[Figure dataset records]
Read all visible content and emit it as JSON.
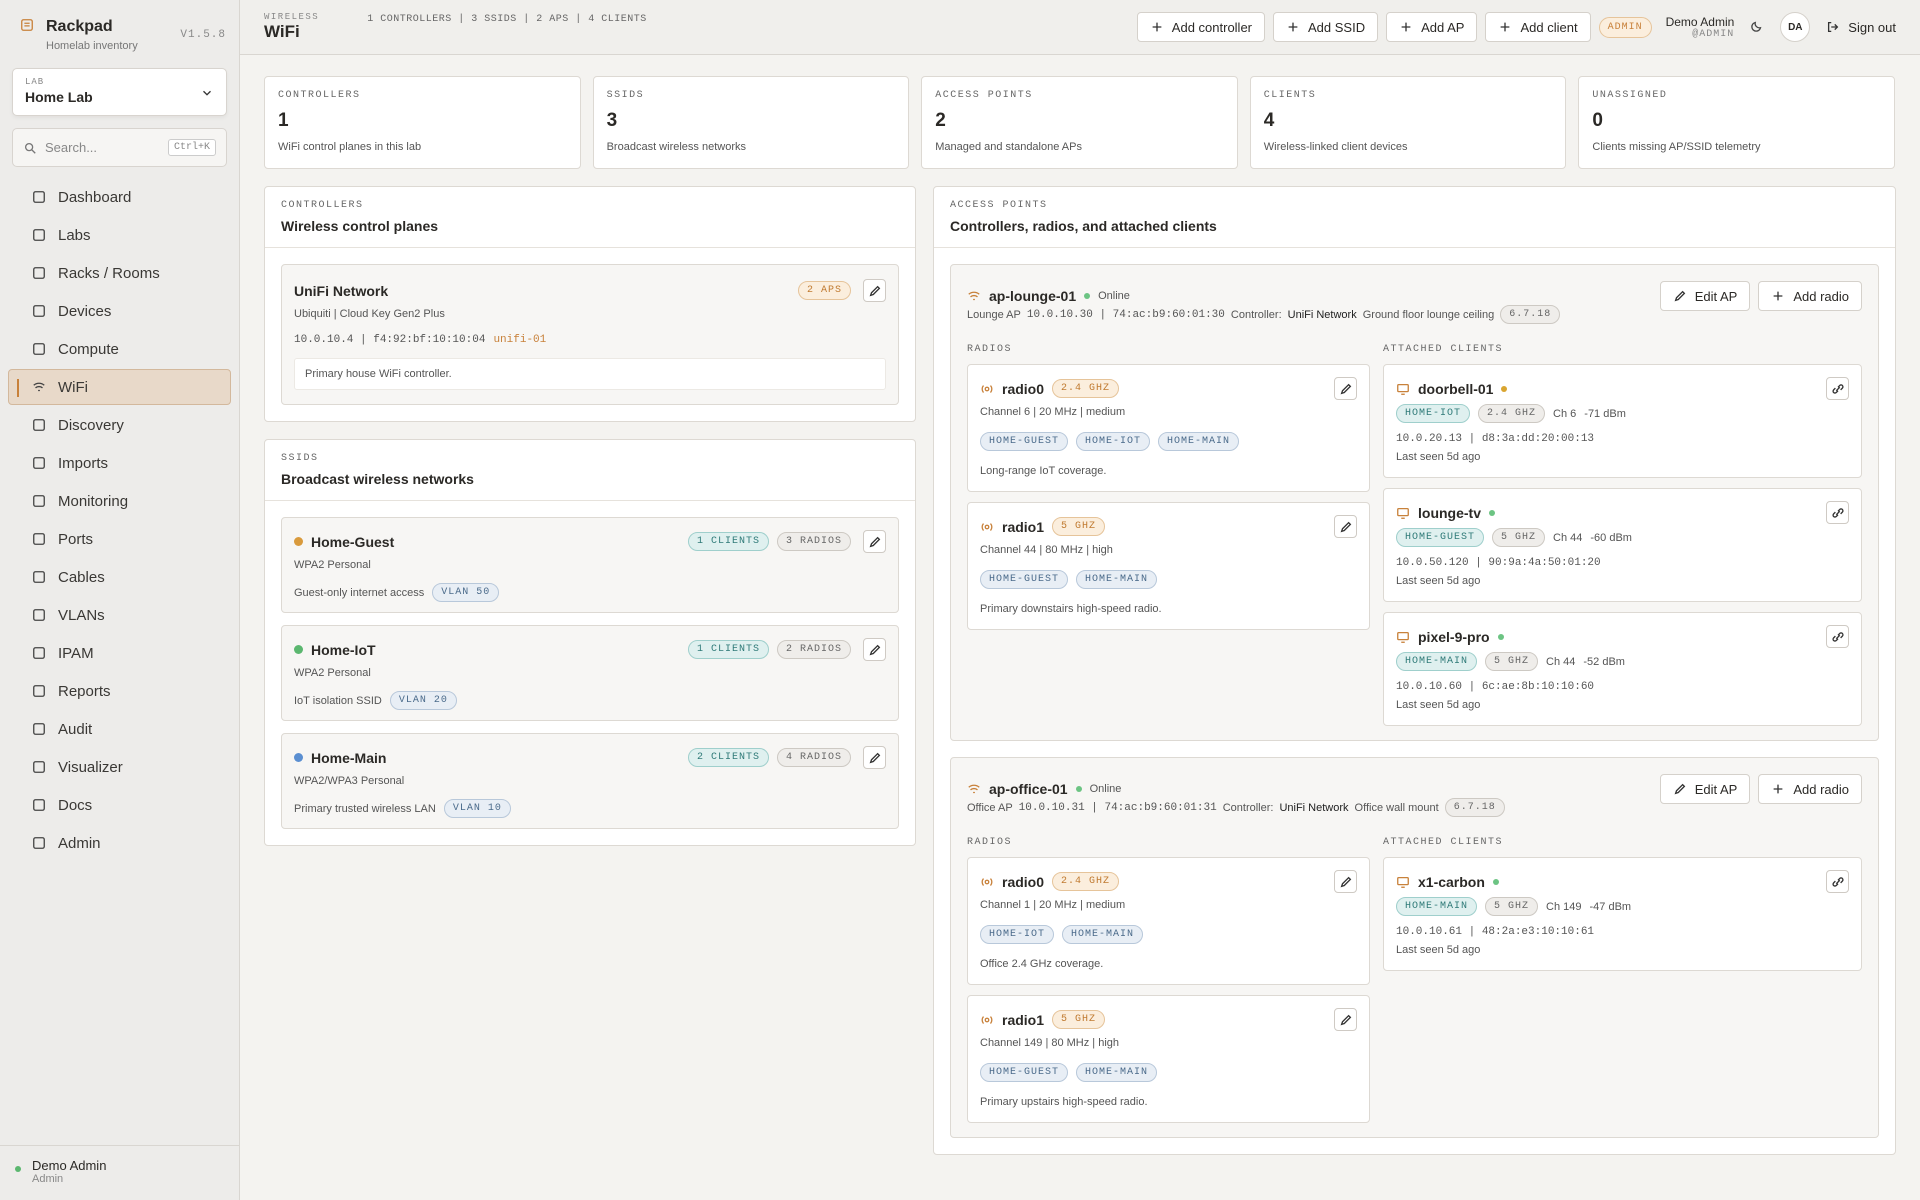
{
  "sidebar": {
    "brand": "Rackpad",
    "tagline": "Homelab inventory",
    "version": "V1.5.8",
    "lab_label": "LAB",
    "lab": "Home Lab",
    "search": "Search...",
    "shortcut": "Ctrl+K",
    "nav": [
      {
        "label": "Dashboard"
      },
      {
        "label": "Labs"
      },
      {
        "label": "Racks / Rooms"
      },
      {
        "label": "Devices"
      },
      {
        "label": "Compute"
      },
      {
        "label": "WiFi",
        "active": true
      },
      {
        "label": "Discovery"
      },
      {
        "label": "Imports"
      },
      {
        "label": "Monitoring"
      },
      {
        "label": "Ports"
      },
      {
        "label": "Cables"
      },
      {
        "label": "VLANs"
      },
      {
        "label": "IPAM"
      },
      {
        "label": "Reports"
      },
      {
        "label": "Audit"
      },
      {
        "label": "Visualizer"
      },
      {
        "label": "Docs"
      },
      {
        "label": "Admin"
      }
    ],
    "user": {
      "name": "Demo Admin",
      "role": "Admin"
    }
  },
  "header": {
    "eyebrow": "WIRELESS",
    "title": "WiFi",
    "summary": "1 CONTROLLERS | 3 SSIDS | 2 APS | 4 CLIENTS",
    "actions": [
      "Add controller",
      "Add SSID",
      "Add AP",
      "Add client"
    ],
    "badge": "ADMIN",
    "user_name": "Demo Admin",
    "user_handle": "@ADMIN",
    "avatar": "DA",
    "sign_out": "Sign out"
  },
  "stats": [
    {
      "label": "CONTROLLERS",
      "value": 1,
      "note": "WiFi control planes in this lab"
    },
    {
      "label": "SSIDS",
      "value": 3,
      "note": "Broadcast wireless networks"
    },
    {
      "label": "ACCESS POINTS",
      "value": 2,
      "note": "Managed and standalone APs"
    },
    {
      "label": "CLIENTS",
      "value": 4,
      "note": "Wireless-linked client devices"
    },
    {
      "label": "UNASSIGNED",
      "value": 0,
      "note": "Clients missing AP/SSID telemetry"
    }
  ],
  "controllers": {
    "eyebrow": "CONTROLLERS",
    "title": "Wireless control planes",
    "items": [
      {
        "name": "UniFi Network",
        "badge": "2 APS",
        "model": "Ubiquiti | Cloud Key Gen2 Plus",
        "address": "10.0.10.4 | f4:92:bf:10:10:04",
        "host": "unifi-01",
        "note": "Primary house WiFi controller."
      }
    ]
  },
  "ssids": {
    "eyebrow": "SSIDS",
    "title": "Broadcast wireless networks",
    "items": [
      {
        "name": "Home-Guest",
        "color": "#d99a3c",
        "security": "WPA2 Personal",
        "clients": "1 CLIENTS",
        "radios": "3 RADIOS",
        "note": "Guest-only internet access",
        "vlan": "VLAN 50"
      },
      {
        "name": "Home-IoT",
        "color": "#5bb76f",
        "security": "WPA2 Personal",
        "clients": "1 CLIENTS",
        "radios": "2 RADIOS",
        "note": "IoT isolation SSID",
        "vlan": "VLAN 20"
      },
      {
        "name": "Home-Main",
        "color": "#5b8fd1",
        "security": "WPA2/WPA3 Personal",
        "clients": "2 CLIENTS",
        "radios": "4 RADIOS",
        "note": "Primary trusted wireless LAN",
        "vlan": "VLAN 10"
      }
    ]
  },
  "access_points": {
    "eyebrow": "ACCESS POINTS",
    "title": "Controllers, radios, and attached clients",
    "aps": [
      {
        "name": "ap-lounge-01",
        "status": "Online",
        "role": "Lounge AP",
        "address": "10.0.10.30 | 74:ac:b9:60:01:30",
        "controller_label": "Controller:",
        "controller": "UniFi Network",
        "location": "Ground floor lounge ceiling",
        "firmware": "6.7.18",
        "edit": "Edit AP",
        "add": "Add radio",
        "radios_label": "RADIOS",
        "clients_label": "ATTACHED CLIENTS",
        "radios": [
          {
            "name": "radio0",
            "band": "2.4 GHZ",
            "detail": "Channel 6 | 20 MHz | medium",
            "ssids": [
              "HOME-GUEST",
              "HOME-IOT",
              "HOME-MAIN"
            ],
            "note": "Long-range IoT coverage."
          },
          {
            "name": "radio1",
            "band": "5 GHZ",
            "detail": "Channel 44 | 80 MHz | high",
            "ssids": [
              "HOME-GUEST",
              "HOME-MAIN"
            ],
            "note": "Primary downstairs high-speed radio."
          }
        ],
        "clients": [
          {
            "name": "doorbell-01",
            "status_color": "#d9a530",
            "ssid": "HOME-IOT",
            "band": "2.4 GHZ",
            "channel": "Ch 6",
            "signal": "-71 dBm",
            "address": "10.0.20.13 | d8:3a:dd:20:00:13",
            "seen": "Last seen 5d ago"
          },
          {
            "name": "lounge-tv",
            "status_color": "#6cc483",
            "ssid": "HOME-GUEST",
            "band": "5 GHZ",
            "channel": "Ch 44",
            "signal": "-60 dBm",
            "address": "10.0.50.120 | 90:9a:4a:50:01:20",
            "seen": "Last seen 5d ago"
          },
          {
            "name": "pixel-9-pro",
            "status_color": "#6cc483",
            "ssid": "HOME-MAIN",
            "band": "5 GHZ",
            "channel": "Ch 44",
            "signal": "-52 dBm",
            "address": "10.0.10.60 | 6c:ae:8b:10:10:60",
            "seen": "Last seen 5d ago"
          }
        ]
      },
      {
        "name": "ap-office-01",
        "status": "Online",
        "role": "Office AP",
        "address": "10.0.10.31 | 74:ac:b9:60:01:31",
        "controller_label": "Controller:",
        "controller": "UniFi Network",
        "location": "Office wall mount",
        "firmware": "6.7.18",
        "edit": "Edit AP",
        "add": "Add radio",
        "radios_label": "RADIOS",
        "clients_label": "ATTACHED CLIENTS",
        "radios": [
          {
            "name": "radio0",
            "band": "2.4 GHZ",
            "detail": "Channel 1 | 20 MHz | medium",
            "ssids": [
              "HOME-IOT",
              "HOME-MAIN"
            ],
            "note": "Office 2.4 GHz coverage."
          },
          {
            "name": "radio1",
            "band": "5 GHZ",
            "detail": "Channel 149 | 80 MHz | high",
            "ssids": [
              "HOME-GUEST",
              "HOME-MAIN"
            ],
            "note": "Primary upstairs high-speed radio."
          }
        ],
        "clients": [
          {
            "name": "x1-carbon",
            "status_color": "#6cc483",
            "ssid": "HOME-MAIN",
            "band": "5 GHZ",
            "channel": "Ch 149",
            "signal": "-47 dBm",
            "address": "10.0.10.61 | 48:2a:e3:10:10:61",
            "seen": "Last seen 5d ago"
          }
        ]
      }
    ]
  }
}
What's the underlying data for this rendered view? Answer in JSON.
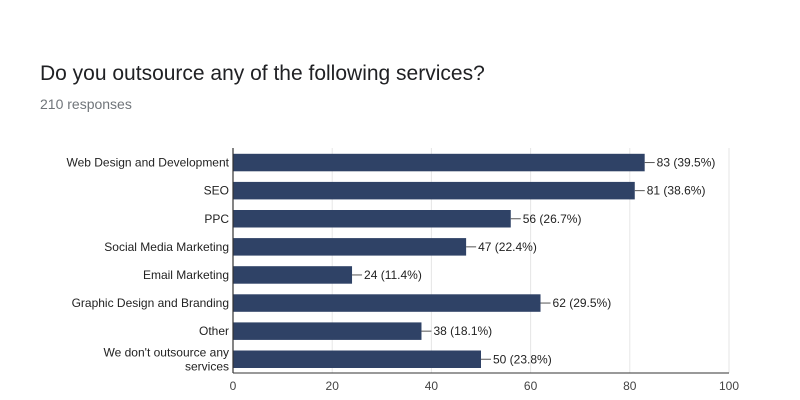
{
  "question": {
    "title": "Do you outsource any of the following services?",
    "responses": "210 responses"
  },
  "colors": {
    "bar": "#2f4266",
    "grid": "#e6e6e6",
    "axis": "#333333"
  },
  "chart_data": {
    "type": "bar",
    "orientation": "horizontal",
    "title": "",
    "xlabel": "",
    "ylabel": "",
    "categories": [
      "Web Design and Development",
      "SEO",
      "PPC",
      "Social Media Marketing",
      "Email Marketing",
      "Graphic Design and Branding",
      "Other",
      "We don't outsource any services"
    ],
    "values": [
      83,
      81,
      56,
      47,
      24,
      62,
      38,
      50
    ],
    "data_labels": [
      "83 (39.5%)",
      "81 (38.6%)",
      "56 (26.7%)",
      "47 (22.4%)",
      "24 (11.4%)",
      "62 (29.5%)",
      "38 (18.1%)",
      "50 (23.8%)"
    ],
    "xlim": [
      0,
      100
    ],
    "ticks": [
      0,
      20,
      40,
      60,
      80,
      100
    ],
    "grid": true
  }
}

• **THE PROBLEM**
Go through the listing above and write it out again exactly, dropping the pictures.

• **ANSWER TO THE TASK**
Read all visible content and emit it as JSON.
{
  "sidebar": {
    "brand": "Rackpad",
    "tagline": "Homelab inventory",
    "version": "V1.5.8",
    "lab_label": "LAB",
    "lab": "Home Lab",
    "search": "Search...",
    "shortcut": "Ctrl+K",
    "nav": [
      {
        "label": "Dashboard"
      },
      {
        "label": "Labs"
      },
      {
        "label": "Racks / Rooms"
      },
      {
        "label": "Devices"
      },
      {
        "label": "Compute"
      },
      {
        "label": "WiFi",
        "active": true
      },
      {
        "label": "Discovery"
      },
      {
        "label": "Imports"
      },
      {
        "label": "Monitoring"
      },
      {
        "label": "Ports"
      },
      {
        "label": "Cables"
      },
      {
        "label": "VLANs"
      },
      {
        "label": "IPAM"
      },
      {
        "label": "Reports"
      },
      {
        "label": "Audit"
      },
      {
        "label": "Visualizer"
      },
      {
        "label": "Docs"
      },
      {
        "label": "Admin"
      }
    ],
    "user": {
      "name": "Demo Admin",
      "role": "Admin"
    }
  },
  "header": {
    "eyebrow": "WIRELESS",
    "title": "WiFi",
    "summary": "1 CONTROLLERS | 3 SSIDS | 2 APS | 4 CLIENTS",
    "actions": [
      "Add controller",
      "Add SSID",
      "Add AP",
      "Add client"
    ],
    "badge": "ADMIN",
    "user_name": "Demo Admin",
    "user_handle": "@ADMIN",
    "avatar": "DA",
    "sign_out": "Sign out"
  },
  "stats": [
    {
      "label": "CONTROLLERS",
      "value": 1,
      "note": "WiFi control planes in this lab"
    },
    {
      "label": "SSIDS",
      "value": 3,
      "note": "Broadcast wireless networks"
    },
    {
      "label": "ACCESS POINTS",
      "value": 2,
      "note": "Managed and standalone APs"
    },
    {
      "label": "CLIENTS",
      "value": 4,
      "note": "Wireless-linked client devices"
    },
    {
      "label": "UNASSIGNED",
      "value": 0,
      "note": "Clients missing AP/SSID telemetry"
    }
  ],
  "controllers": {
    "eyebrow": "CONTROLLERS",
    "title": "Wireless control planes",
    "items": [
      {
        "name": "UniFi Network",
        "badge": "2 APS",
        "model": "Ubiquiti | Cloud Key Gen2 Plus",
        "address": "10.0.10.4 | f4:92:bf:10:10:04",
        "host": "unifi-01",
        "note": "Primary house WiFi controller."
      }
    ]
  },
  "ssids": {
    "eyebrow": "SSIDS",
    "title": "Broadcast wireless networks",
    "items": [
      {
        "name": "Home-Guest",
        "color": "#d99a3c",
        "security": "WPA2 Personal",
        "clients": "1 CLIENTS",
        "radios": "3 RADIOS",
        "note": "Guest-only internet access",
        "vlan": "VLAN 50"
      },
      {
        "name": "Home-IoT",
        "color": "#5bb76f",
        "security": "WPA2 Personal",
        "clients": "1 CLIENTS",
        "radios": "2 RADIOS",
        "note": "IoT isolation SSID",
        "vlan": "VLAN 20"
      },
      {
        "name": "Home-Main",
        "color": "#5b8fd1",
        "security": "WPA2/WPA3 Personal",
        "clients": "2 CLIENTS",
        "radios": "4 RADIOS",
        "note": "Primary trusted wireless LAN",
        "vlan": "VLAN 10"
      }
    ]
  },
  "access_points": {
    "eyebrow": "ACCESS POINTS",
    "title": "Controllers, radios, and attached clients",
    "aps": [
      {
        "name": "ap-lounge-01",
        "status": "Online",
        "role": "Lounge AP",
        "address": "10.0.10.30 | 74:ac:b9:60:01:30",
        "controller_label": "Controller:",
        "controller": "UniFi Network",
        "location": "Ground floor lounge ceiling",
        "firmware": "6.7.18",
        "edit": "Edit AP",
        "add": "Add radio",
        "radios_label": "RADIOS",
        "clients_label": "ATTACHED CLIENTS",
        "radios": [
          {
            "name": "radio0",
            "band": "2.4 GHZ",
            "detail": "Channel 6 | 20 MHz | medium",
            "ssids": [
              "HOME-GUEST",
              "HOME-IOT",
              "HOME-MAIN"
            ],
            "note": "Long-range IoT coverage."
          },
          {
            "name": "radio1",
            "band": "5 GHZ",
            "detail": "Channel 44 | 80 MHz | high",
            "ssids": [
              "HOME-GUEST",
              "HOME-MAIN"
            ],
            "note": "Primary downstairs high-speed radio."
          }
        ],
        "clients": [
          {
            "name": "doorbell-01",
            "status_color": "#d9a530",
            "ssid": "HOME-IOT",
            "band": "2.4 GHZ",
            "channel": "Ch 6",
            "signal": "-71 dBm",
            "address": "10.0.20.13 | d8:3a:dd:20:00:13",
            "seen": "Last seen 5d ago"
          },
          {
            "name": "lounge-tv",
            "status_color": "#6cc483",
            "ssid": "HOME-GUEST",
            "band": "5 GHZ",
            "channel": "Ch 44",
            "signal": "-60 dBm",
            "address": "10.0.50.120 | 90:9a:4a:50:01:20",
            "seen": "Last seen 5d ago"
          },
          {
            "name": "pixel-9-pro",
            "status_color": "#6cc483",
            "ssid": "HOME-MAIN",
            "band": "5 GHZ",
            "channel": "Ch 44",
            "signal": "-52 dBm",
            "address": "10.0.10.60 | 6c:ae:8b:10:10:60",
            "seen": "Last seen 5d ago"
          }
        ]
      },
      {
        "name": "ap-office-01",
        "status": "Online",
        "role": "Office AP",
        "address": "10.0.10.31 | 74:ac:b9:60:01:31",
        "controller_label": "Controller:",
        "controller": "UniFi Network",
        "location": "Office wall mount",
        "firmware": "6.7.18",
        "edit": "Edit AP",
        "add": "Add radio",
        "radios_label": "RADIOS",
        "clients_label": "ATTACHED CLIENTS",
        "radios": [
          {
            "name": "radio0",
            "band": "2.4 GHZ",
            "detail": "Channel 1 | 20 MHz | medium",
            "ssids": [
              "HOME-IOT",
              "HOME-MAIN"
            ],
            "note": "Office 2.4 GHz coverage."
          },
          {
            "name": "radio1",
            "band": "5 GHZ",
            "detail": "Channel 149 | 80 MHz | high",
            "ssids": [
              "HOME-GUEST",
              "HOME-MAIN"
            ],
            "note": "Primary upstairs high-speed radio."
          }
        ],
        "clients": [
          {
            "name": "x1-carbon",
            "status_color": "#6cc483",
            "ssid": "HOME-MAIN",
            "band": "5 GHZ",
            "channel": "Ch 149",
            "signal": "-47 dBm",
            "address": "10.0.10.61 | 48:2a:e3:10:10:61",
            "seen": "Last seen 5d ago"
          }
        ]
      }
    ]
  }
}
What's the underlying data for this rendered view? Answer in JSON.
{
  "question": {
    "title": "Do you outsource any of the following services?",
    "responses": "210 responses"
  },
  "colors": {
    "bar": "#2f4266",
    "grid": "#e6e6e6",
    "axis": "#333333"
  },
  "chart_data": {
    "type": "bar",
    "orientation": "horizontal",
    "title": "",
    "xlabel": "",
    "ylabel": "",
    "categories": [
      "Web Design and Development",
      "SEO",
      "PPC",
      "Social Media Marketing",
      "Email Marketing",
      "Graphic Design and Branding",
      "Other",
      "We don't outsource any services"
    ],
    "values": [
      83,
      81,
      56,
      47,
      24,
      62,
      38,
      50
    ],
    "data_labels": [
      "83 (39.5%)",
      "81 (38.6%)",
      "56 (26.7%)",
      "47 (22.4%)",
      "24 (11.4%)",
      "62 (29.5%)",
      "38 (18.1%)",
      "50 (23.8%)"
    ],
    "xlim": [
      0,
      100
    ],
    "ticks": [
      0,
      20,
      40,
      60,
      80,
      100
    ],
    "grid": true
  }
}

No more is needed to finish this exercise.